◆ What is being asked ◆
Collect each line of the entries that holds the string "Seven".

The data: Begin

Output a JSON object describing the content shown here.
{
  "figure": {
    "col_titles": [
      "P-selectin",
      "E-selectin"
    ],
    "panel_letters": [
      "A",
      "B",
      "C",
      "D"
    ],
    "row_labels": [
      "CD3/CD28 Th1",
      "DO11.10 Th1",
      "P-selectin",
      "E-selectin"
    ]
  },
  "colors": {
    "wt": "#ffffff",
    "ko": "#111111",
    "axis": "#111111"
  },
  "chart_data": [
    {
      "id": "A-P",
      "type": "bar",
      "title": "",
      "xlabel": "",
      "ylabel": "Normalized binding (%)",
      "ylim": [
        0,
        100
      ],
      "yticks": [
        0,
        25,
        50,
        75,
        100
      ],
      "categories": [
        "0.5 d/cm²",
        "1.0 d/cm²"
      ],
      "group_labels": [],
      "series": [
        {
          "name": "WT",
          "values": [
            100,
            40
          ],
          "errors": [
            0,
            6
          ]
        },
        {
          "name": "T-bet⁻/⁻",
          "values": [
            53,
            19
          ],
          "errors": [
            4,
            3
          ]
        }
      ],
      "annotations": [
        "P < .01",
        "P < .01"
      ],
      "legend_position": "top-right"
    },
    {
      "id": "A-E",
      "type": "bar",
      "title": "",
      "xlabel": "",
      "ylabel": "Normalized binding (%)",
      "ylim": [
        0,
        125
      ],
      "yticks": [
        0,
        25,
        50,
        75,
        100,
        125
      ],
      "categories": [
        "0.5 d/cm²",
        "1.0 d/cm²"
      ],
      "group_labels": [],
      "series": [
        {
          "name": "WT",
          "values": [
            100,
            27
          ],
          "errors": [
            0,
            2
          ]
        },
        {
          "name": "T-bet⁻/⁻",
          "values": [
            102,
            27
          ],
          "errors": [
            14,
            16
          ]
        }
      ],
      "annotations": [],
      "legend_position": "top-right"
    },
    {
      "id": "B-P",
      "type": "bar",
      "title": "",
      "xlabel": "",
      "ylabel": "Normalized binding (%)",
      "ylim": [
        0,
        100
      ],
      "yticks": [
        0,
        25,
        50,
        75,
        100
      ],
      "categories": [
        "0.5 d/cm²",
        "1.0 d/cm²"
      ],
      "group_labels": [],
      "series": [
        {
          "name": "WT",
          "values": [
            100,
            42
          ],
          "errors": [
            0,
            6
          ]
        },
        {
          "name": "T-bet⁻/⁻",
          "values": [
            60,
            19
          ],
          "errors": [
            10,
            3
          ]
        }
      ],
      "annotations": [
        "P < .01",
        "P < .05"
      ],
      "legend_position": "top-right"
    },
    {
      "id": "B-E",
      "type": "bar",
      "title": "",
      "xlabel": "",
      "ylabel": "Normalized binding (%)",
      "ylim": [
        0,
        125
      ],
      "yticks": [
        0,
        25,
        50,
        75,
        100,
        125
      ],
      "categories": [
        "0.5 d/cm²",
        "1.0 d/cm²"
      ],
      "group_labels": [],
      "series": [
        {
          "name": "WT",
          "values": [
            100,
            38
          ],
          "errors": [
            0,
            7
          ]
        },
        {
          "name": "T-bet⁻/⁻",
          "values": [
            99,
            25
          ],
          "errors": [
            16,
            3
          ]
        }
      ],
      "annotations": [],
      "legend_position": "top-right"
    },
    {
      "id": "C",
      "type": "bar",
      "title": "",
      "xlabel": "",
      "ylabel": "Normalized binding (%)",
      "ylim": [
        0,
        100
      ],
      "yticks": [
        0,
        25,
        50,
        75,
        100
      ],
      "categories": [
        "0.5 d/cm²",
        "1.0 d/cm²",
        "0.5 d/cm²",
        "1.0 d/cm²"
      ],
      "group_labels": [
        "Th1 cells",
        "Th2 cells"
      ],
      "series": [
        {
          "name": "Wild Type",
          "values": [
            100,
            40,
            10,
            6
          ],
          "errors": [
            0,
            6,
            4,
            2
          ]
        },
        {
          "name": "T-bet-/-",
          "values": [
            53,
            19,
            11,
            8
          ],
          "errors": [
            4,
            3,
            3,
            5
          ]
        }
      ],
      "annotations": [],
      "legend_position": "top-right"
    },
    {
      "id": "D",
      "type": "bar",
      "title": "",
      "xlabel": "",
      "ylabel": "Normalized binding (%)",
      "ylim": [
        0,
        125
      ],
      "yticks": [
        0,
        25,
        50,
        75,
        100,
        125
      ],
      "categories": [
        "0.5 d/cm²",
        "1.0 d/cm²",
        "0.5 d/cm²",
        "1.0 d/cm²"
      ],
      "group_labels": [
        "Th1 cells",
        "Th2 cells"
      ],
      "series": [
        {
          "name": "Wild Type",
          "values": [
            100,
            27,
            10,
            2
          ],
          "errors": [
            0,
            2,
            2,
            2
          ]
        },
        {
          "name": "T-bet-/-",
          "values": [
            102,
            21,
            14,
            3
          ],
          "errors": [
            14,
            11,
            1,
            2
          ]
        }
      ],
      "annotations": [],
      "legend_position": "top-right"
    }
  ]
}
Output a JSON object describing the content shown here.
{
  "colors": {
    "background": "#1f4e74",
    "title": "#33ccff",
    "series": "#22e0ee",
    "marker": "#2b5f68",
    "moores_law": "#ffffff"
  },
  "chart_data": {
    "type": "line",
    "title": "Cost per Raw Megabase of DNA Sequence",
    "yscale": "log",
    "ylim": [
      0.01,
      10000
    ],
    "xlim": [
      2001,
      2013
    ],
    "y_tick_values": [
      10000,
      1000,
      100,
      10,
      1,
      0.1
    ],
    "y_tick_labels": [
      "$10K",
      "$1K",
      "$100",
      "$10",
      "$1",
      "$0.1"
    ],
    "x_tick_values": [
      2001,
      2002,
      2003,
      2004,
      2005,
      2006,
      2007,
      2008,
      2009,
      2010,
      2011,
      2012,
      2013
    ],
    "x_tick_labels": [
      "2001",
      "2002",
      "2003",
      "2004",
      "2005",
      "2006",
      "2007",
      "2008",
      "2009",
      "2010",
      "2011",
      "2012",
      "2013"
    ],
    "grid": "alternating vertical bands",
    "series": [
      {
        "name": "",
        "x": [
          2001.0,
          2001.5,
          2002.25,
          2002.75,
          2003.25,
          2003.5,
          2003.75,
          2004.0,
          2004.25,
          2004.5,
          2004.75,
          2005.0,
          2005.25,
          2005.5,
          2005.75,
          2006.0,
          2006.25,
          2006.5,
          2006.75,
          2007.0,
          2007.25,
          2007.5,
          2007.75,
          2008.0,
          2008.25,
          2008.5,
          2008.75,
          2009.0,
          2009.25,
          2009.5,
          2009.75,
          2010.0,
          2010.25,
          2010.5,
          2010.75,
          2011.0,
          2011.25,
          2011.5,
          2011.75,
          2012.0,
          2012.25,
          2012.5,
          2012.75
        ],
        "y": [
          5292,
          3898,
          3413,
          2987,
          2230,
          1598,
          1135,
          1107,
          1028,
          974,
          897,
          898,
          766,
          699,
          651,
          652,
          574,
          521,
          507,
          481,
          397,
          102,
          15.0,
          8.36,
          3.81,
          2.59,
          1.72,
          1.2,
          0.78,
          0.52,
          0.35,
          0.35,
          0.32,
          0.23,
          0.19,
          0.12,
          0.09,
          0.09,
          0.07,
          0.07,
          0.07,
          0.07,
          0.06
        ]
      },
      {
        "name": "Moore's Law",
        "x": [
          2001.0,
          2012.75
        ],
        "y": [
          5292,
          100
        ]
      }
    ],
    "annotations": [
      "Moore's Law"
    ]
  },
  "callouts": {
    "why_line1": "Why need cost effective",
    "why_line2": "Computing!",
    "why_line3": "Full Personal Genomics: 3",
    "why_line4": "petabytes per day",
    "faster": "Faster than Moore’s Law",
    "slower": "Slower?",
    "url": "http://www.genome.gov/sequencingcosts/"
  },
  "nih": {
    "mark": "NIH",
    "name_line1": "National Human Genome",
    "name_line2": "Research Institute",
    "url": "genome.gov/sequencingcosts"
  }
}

The data: End
The data: Begin

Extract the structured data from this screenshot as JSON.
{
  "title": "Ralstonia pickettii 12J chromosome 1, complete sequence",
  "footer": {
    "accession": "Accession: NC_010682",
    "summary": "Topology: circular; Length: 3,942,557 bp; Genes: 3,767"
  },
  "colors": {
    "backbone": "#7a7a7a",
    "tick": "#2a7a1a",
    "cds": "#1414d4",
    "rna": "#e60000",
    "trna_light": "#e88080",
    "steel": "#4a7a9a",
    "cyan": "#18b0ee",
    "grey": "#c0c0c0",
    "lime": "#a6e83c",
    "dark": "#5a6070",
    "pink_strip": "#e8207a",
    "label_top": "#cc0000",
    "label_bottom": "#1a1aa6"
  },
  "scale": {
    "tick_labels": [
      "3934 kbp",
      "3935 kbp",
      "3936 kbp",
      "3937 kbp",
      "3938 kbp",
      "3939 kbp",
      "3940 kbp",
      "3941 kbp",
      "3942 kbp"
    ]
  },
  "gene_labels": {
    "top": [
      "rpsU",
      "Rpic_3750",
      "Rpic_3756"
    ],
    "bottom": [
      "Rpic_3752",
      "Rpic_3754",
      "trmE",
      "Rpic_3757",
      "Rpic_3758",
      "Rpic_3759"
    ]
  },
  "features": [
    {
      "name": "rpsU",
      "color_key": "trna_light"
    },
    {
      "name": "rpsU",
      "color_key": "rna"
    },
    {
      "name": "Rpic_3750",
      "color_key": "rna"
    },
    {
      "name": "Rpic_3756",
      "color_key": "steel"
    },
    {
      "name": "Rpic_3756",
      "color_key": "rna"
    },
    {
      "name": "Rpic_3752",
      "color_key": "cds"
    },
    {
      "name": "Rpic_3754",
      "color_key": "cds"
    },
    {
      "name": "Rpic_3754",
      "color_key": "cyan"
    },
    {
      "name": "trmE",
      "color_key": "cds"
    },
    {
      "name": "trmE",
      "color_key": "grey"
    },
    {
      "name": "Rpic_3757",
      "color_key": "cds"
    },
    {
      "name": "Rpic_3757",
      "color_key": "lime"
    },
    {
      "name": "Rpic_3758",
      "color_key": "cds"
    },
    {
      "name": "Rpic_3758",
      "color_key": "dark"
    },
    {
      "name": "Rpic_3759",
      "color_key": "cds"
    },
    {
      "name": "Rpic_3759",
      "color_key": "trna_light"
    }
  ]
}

The data: End
The data: Begin

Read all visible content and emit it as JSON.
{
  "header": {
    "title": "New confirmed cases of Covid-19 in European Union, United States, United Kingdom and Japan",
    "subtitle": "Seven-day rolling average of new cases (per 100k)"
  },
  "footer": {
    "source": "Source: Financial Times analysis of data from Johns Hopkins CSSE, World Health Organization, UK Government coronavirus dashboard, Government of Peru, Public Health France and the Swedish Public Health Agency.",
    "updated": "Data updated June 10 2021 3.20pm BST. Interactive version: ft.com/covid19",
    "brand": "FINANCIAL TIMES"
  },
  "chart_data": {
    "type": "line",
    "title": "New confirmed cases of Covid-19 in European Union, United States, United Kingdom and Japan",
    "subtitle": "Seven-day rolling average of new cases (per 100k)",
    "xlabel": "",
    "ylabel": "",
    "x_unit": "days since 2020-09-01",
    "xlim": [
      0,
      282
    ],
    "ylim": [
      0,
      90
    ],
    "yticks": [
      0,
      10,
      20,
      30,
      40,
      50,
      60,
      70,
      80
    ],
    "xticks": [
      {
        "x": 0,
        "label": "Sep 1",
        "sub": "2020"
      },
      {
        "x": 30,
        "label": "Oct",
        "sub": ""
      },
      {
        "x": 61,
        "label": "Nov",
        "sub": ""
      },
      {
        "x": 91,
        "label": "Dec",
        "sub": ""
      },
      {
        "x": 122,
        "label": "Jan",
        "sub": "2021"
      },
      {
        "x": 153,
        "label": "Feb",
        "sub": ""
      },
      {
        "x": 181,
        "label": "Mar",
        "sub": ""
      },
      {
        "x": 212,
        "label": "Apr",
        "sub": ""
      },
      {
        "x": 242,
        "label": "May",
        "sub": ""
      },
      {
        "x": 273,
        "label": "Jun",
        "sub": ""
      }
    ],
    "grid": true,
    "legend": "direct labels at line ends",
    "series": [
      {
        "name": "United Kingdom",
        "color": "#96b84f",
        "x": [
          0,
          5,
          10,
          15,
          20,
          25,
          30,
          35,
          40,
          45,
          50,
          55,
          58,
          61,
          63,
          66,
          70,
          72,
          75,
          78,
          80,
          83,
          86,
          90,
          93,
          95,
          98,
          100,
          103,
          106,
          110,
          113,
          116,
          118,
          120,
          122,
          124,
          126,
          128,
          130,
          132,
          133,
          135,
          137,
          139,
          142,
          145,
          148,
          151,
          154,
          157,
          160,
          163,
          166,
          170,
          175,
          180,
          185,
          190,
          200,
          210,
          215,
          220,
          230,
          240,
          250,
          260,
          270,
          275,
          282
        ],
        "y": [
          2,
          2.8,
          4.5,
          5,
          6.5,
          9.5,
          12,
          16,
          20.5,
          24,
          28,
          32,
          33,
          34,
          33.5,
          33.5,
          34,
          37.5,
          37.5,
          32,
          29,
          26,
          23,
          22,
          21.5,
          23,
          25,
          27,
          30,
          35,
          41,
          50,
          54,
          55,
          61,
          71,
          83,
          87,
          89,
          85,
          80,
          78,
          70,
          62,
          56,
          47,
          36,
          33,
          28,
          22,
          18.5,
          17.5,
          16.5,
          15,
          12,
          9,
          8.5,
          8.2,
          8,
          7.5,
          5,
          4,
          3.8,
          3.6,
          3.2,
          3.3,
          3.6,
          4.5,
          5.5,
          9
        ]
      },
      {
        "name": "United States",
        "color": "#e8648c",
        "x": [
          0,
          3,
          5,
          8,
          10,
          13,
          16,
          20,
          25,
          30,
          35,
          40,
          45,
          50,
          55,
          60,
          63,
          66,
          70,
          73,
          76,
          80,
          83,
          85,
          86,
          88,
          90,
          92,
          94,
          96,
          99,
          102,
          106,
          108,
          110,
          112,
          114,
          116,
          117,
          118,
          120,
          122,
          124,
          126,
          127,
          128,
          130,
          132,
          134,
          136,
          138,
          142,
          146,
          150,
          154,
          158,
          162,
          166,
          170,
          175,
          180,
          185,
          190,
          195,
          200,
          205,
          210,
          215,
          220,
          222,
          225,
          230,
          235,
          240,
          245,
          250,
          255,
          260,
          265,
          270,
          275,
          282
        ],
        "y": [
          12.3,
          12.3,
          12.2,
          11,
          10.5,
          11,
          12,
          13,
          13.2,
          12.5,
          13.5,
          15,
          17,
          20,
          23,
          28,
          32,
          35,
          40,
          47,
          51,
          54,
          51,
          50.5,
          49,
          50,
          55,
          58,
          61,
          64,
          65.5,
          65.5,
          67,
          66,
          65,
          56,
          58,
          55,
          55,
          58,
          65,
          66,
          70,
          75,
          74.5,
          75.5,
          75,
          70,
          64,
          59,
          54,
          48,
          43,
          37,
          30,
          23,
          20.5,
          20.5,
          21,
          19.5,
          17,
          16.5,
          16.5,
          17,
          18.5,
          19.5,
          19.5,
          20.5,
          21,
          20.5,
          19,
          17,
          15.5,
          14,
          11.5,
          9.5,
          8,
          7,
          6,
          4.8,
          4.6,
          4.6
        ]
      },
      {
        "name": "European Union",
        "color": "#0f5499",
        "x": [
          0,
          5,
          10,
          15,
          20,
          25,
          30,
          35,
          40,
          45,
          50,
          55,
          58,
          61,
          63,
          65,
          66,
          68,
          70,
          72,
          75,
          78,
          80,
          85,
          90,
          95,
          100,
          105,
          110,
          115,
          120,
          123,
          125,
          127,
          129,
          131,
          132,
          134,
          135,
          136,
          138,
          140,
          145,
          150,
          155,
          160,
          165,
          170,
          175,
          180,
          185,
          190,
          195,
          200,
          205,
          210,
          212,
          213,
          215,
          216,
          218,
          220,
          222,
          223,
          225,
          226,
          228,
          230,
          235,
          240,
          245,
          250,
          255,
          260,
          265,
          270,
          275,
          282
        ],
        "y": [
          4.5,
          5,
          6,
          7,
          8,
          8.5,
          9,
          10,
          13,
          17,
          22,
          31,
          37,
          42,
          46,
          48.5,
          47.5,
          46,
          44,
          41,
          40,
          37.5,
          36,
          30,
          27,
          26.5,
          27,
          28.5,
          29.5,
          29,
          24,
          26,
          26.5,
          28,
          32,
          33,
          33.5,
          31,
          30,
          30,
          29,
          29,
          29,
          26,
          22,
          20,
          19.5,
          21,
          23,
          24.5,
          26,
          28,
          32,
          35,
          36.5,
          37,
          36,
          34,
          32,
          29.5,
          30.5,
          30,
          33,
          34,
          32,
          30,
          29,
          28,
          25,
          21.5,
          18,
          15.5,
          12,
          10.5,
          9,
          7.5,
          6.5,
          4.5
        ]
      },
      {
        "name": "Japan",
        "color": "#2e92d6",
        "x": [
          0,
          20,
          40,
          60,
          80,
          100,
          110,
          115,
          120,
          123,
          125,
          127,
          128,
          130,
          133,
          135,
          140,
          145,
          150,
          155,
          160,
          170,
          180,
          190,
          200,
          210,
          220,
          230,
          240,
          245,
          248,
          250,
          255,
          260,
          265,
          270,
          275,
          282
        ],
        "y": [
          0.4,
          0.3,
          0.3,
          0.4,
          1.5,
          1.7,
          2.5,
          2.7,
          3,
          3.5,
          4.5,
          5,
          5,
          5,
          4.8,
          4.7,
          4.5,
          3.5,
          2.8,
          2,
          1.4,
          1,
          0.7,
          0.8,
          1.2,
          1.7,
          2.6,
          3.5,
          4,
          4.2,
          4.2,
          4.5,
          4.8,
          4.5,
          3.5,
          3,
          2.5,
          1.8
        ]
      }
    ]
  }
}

The data: End

◆ Result of the exercise ◆
    "subtitle": "Seven-day rolling average of new cases (per 100k)"
    "subtitle": "Seven-day rolling average of new cases (per 100k)",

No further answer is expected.